(Ruimtelijke annotatiegegevens)
----------

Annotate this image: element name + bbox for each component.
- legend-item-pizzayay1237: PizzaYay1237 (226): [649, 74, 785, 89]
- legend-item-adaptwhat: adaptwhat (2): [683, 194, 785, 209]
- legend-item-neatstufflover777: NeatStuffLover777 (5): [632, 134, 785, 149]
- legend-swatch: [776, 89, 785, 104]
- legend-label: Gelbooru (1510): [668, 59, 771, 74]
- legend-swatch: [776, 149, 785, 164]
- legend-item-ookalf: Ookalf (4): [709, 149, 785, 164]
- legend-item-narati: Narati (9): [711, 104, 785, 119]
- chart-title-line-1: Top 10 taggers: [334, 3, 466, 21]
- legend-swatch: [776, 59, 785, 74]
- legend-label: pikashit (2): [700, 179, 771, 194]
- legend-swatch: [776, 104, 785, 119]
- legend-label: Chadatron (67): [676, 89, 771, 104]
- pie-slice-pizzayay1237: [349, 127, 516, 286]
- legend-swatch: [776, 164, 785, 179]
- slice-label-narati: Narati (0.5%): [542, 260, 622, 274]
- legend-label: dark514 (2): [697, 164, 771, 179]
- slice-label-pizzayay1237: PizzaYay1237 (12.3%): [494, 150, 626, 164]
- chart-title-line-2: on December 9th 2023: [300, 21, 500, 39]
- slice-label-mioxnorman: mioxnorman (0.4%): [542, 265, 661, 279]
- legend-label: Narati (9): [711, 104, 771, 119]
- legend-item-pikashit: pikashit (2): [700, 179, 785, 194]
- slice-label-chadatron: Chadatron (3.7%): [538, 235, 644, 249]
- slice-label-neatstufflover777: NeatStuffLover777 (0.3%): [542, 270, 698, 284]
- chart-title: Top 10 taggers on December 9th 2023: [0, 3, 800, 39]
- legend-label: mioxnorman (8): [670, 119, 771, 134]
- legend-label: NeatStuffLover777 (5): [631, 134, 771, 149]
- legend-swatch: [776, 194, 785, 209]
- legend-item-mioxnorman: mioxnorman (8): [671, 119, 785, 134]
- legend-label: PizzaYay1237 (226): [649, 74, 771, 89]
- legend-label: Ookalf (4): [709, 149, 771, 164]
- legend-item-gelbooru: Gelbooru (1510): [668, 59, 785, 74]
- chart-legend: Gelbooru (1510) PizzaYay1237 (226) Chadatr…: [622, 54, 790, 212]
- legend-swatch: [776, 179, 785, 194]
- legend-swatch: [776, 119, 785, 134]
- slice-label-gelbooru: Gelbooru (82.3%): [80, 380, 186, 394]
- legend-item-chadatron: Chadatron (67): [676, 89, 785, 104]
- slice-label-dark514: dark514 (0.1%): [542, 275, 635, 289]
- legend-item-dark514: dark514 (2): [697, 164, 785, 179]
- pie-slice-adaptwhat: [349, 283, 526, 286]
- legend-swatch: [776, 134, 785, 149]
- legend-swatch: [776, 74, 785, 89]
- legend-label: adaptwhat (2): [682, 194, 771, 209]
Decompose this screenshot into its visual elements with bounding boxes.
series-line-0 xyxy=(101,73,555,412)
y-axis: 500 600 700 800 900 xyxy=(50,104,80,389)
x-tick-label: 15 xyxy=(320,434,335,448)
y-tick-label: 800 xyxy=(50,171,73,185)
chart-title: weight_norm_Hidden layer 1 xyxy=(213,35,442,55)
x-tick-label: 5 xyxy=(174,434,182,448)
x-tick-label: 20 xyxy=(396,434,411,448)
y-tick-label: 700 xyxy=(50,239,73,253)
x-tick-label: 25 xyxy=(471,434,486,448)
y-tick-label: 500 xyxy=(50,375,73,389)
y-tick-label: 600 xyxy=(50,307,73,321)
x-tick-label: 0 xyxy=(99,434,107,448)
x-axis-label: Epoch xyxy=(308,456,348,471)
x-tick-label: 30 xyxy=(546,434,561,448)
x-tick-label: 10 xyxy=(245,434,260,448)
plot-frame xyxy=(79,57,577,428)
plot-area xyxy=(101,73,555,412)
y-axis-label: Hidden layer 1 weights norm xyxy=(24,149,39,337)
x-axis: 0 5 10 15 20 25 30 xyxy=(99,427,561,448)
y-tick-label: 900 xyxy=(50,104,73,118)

----------

● **OPDRACHT**:
Werk alle rijen hierboven bij door overal "legend-swatch" te vervangen door "legend-color". Schrijf de rijen opnieuw uit en laat de rest ongewijzigd.

● **OPLOSSING**:
Annotate this image: element name + bbox for each component.
- legend-item-pizzayay1237: PizzaYay1237 (226): [649, 74, 785, 89]
- legend-item-adaptwhat: adaptwhat (2): [683, 194, 785, 209]
- legend-item-neatstufflover777: NeatStuffLover777 (5): [632, 134, 785, 149]
- legend-color: [776, 89, 785, 104]
- legend-label: Gelbooru (1510): [668, 59, 771, 74]
- legend-color: [776, 149, 785, 164]
- legend-item-ookalf: Ookalf (4): [709, 149, 785, 164]
- legend-item-narati: Narati (9): [711, 104, 785, 119]
- chart-title-line-1: Top 10 taggers: [334, 3, 466, 21]
- legend-color: [776, 59, 785, 74]
- legend-label: pikashit (2): [700, 179, 771, 194]
- legend-color: [776, 104, 785, 119]
- legend-label: Chadatron (67): [676, 89, 771, 104]
- pie-slice-pizzayay1237: [349, 127, 516, 286]
- legend-color: [776, 164, 785, 179]
- slice-label-narati: Narati (0.5%): [542, 260, 622, 274]
- legend-label: dark514 (2): [697, 164, 771, 179]
- slice-label-pizzayay1237: PizzaYay1237 (12.3%): [494, 150, 626, 164]
- chart-title-line-2: on December 9th 2023: [300, 21, 500, 39]
- slice-label-mioxnorman: mioxnorman (0.4%): [542, 265, 661, 279]
- legend-label: Narati (9): [711, 104, 771, 119]
- legend-item-pikashit: pikashit (2): [700, 179, 785, 194]
- slice-label-chadatron: Chadatron (3.7%): [538, 235, 644, 249]
- slice-label-neatstufflover777: NeatStuffLover777 (0.3%): [542, 270, 698, 284]
- chart-title: Top 10 taggers on December 9th 2023: [0, 3, 800, 39]
- legend-label: mioxnorman (8): [670, 119, 771, 134]
- legend-label: NeatStuffLover777 (5): [631, 134, 771, 149]
- legend-color: [776, 194, 785, 209]
- legend-item-mioxnorman: mioxnorman (8): [671, 119, 785, 134]
- legend-label: PizzaYay1237 (226): [649, 74, 771, 89]
- legend-label: Ookalf (4): [709, 149, 771, 164]
- legend-item-gelbooru: Gelbooru (1510): [668, 59, 785, 74]
- chart-legend: Gelbooru (1510) PizzaYay1237 (226) Chadatr…: [622, 54, 790, 212]
- legend-color: [776, 179, 785, 194]
- legend-color: [776, 119, 785, 134]
- slice-label-gelbooru: Gelbooru (82.3%): [80, 380, 186, 394]
- legend-item-chadatron: Chadatron (67): [676, 89, 785, 104]
- slice-label-dark514: dark514 (0.1%): [542, 275, 635, 289]
- legend-item-dark514: dark514 (2): [697, 164, 785, 179]
- pie-slice-adaptwhat: [349, 283, 526, 286]
- legend-color: [776, 134, 785, 149]
- legend-color: [776, 74, 785, 89]
- legend-label: adaptwhat (2): [682, 194, 771, 209]
Decompose this screenshot into its visual elements with bounding boxes.
series-line-0 xyxy=(101,73,555,412)
y-axis: 500 600 700 800 900 xyxy=(50,104,80,389)
x-tick-label: 15 xyxy=(320,434,335,448)
y-tick-label: 800 xyxy=(50,171,73,185)
chart-title: weight_norm_Hidden layer 1 xyxy=(213,35,442,55)
x-tick-label: 5 xyxy=(174,434,182,448)
x-tick-label: 20 xyxy=(396,434,411,448)
y-tick-label: 700 xyxy=(50,239,73,253)
x-tick-label: 25 xyxy=(471,434,486,448)
y-tick-label: 500 xyxy=(50,375,73,389)
y-tick-label: 600 xyxy=(50,307,73,321)
x-tick-label: 0 xyxy=(99,434,107,448)
x-axis-label: Epoch xyxy=(308,456,348,471)
x-tick-label: 30 xyxy=(546,434,561,448)
x-tick-label: 10 xyxy=(245,434,260,448)
plot-frame xyxy=(79,57,577,428)
plot-area xyxy=(101,73,555,412)
y-axis-label: Hidden layer 1 weights norm xyxy=(24,149,39,337)
x-axis: 0 5 10 15 20 25 30 xyxy=(99,427,561,448)
y-tick-label: 900 xyxy=(50,104,73,118)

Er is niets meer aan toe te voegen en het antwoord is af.